**EXERCISE PROMPT**
Go through the entries below and copy each line containing the word "Rainfall".

**GIVEN DATA**
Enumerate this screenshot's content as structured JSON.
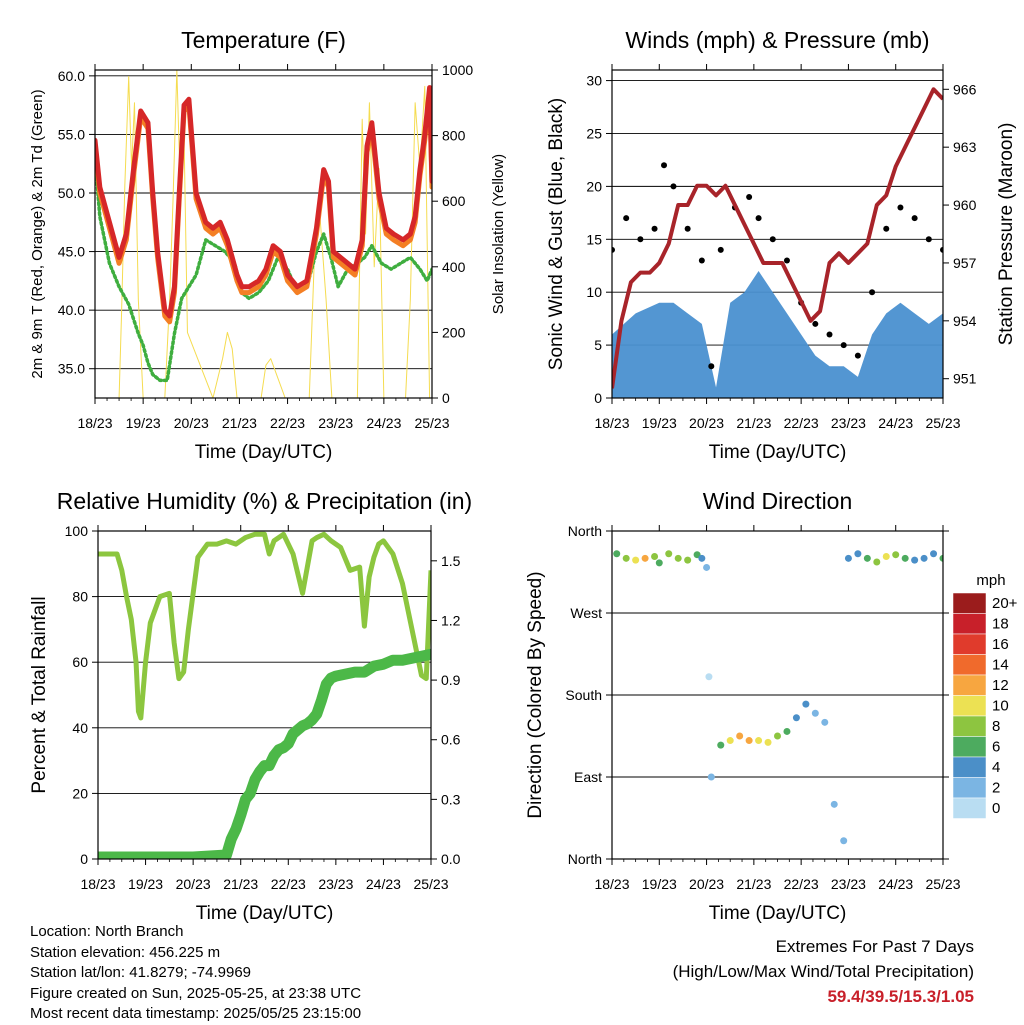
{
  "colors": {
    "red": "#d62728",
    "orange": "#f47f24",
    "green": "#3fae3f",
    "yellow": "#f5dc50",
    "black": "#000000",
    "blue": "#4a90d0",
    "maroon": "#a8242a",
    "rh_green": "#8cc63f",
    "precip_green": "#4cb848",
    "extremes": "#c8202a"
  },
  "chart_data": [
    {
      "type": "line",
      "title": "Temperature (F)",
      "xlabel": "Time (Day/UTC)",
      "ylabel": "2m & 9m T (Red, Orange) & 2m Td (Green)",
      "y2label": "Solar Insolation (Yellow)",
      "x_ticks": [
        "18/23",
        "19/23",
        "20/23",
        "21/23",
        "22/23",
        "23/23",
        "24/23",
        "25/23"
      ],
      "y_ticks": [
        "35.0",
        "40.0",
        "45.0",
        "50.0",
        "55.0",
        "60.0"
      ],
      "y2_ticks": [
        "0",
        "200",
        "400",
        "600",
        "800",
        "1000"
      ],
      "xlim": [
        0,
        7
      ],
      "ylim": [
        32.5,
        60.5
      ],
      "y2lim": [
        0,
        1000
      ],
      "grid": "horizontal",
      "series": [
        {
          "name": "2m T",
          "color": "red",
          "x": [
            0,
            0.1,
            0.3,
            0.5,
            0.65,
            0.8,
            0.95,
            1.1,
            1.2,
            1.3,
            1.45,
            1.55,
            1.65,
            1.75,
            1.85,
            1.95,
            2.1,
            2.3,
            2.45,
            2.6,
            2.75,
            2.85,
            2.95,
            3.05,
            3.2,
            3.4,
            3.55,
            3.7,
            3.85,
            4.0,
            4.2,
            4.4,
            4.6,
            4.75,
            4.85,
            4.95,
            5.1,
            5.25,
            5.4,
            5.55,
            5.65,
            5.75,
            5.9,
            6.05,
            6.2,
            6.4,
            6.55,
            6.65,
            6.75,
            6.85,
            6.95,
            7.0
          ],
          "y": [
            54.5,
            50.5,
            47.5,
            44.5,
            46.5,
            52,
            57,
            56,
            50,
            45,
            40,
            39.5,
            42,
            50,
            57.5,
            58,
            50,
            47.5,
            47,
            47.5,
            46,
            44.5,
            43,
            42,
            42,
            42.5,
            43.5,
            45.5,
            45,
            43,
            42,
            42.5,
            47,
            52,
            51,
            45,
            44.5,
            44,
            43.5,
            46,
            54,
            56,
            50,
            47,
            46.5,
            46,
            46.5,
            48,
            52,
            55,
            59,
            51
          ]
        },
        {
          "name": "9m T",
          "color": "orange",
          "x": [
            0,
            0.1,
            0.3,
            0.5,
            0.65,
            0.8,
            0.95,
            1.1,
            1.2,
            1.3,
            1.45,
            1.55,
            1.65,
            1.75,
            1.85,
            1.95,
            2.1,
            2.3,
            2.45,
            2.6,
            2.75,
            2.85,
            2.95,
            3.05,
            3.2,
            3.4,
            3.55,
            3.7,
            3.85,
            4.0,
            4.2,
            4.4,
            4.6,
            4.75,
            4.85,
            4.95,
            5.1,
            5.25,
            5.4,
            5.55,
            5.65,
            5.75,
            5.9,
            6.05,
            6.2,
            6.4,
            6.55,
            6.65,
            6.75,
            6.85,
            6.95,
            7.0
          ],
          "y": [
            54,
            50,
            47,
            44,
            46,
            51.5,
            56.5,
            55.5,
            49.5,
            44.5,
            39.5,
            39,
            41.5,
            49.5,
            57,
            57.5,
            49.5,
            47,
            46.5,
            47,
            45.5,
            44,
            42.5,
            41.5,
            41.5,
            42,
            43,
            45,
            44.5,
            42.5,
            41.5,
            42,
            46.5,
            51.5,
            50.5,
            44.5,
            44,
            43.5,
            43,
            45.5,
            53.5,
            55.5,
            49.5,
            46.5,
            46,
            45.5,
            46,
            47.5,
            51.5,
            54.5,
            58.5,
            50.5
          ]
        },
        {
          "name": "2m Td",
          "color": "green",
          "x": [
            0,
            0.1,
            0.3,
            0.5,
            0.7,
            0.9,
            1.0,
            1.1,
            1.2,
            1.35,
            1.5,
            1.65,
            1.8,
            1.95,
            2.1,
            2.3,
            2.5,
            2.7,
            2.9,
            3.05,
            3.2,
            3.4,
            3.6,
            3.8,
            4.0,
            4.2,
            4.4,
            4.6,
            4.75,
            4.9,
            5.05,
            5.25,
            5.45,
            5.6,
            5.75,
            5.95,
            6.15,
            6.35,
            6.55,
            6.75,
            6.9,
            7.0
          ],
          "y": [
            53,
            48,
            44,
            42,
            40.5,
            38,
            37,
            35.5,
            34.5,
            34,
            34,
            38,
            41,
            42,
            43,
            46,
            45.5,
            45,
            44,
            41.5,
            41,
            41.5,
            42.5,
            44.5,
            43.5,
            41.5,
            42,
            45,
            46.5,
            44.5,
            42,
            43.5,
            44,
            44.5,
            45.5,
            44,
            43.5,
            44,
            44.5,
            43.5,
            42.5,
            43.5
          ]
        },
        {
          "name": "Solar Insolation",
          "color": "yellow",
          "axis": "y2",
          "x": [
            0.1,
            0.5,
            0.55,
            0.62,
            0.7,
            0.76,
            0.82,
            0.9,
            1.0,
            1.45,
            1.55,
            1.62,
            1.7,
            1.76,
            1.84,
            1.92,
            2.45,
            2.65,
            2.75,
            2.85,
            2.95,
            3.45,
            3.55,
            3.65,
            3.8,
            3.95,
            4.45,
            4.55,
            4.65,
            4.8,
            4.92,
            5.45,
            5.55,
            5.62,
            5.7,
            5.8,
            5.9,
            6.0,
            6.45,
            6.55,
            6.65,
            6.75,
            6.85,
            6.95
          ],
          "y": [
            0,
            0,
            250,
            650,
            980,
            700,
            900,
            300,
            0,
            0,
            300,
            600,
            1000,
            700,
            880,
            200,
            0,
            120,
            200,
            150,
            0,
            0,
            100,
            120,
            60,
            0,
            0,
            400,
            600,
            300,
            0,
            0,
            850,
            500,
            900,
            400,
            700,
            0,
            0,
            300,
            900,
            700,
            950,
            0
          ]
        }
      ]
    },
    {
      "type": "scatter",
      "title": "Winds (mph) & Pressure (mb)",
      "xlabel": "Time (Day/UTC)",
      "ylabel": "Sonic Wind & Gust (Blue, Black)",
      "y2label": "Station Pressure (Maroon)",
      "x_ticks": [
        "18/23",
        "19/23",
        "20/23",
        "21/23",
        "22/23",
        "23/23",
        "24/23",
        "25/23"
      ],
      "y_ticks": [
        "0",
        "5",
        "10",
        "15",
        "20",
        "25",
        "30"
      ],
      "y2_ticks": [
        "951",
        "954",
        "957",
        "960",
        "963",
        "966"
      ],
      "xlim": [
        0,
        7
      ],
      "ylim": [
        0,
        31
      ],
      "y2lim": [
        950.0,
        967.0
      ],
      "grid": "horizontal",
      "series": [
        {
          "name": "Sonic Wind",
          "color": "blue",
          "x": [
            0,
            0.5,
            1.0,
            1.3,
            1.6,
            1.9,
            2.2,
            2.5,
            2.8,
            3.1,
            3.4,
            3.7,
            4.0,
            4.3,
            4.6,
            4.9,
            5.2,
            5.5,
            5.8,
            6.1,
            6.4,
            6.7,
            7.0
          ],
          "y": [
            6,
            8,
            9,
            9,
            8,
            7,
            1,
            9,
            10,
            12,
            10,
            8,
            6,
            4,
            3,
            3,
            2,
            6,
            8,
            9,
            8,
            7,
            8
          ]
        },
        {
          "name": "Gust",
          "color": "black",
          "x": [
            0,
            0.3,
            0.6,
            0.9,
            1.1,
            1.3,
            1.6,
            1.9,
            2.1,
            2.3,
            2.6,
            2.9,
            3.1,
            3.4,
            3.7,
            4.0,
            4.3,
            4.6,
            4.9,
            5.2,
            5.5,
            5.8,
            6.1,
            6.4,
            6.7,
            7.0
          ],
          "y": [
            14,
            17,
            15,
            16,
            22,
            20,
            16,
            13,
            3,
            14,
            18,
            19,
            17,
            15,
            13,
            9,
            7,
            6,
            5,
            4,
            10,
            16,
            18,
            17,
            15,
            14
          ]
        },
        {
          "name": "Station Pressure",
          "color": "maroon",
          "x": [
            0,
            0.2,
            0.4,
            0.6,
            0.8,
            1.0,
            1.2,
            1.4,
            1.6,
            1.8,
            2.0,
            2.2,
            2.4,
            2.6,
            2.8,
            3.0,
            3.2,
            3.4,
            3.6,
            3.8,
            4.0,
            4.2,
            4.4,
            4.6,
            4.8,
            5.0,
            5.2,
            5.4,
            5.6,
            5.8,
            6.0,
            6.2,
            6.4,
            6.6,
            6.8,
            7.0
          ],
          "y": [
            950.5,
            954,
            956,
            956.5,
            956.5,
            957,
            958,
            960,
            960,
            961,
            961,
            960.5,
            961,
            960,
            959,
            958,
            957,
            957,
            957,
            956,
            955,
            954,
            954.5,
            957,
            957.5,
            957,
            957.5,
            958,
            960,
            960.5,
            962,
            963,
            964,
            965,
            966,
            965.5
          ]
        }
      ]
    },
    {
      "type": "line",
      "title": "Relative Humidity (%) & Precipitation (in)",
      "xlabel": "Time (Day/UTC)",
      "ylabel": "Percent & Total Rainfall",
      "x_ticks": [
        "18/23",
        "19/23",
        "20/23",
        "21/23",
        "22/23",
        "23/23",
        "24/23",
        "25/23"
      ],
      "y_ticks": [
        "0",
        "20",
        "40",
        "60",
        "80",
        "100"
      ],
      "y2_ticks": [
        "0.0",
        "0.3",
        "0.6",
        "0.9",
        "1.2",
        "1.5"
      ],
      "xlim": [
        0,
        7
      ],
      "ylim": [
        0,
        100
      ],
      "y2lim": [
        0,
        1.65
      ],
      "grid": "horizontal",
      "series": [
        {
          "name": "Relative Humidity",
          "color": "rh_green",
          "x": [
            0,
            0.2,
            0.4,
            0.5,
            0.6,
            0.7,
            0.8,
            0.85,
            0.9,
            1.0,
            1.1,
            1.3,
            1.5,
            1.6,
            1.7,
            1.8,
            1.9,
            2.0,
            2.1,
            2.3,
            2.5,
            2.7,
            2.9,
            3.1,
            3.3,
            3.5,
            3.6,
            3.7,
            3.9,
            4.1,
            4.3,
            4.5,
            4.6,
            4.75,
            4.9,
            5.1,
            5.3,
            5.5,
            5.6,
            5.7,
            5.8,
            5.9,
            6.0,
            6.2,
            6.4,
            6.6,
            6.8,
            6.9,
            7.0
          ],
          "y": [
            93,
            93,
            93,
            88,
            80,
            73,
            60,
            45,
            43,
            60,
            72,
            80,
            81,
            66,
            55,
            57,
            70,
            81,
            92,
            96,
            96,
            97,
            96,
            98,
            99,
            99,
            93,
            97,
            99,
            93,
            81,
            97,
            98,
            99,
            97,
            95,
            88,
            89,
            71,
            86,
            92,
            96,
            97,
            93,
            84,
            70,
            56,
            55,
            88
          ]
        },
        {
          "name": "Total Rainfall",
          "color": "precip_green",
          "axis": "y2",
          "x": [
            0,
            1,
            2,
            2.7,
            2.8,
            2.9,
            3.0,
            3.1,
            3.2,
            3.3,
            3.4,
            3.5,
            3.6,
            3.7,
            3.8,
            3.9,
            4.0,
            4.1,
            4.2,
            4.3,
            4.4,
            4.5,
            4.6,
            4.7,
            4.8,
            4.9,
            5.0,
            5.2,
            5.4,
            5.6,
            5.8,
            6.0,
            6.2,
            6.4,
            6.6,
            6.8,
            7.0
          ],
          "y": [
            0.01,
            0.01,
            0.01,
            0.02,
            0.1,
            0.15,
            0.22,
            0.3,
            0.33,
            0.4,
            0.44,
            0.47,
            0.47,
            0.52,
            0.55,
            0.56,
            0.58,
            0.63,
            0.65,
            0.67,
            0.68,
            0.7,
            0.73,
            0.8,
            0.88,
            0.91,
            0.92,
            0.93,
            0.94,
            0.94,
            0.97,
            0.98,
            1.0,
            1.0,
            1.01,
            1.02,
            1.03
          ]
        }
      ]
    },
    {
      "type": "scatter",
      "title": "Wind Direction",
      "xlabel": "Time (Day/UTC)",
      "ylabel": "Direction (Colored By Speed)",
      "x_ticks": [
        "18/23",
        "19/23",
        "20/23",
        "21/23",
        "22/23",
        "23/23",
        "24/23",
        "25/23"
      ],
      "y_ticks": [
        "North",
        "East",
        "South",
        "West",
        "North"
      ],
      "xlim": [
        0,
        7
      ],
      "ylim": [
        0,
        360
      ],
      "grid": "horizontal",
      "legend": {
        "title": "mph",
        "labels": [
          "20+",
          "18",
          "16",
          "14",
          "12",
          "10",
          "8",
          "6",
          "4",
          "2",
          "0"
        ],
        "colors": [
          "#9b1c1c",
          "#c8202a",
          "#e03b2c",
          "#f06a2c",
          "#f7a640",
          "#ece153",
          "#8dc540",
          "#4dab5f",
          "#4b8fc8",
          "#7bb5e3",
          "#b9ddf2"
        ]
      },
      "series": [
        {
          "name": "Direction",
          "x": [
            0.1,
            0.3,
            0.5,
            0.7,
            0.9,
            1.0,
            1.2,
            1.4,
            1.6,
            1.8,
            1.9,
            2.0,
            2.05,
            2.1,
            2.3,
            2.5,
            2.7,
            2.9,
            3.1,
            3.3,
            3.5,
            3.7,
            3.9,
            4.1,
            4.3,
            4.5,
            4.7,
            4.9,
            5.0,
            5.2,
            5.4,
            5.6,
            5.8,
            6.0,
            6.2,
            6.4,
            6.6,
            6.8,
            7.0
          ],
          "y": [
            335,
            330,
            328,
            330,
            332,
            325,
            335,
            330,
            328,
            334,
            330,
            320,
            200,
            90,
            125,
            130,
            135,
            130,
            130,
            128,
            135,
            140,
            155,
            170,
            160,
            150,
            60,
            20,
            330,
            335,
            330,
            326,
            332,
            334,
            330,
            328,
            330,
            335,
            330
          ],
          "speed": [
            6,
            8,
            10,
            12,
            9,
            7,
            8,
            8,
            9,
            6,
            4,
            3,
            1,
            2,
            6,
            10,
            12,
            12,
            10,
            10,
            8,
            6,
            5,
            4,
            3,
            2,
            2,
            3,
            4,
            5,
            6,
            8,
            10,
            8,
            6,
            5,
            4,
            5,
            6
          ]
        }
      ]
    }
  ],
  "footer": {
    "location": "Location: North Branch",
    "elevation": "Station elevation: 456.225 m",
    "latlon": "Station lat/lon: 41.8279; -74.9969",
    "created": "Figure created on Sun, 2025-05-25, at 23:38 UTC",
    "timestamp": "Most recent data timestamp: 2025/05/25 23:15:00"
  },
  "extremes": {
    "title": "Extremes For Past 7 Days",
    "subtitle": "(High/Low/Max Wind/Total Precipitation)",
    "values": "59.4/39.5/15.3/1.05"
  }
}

**SOLUTION TO THIS TASK**
      "ylabel": "Percent & Total Rainfall",
          "name": "Total Rainfall",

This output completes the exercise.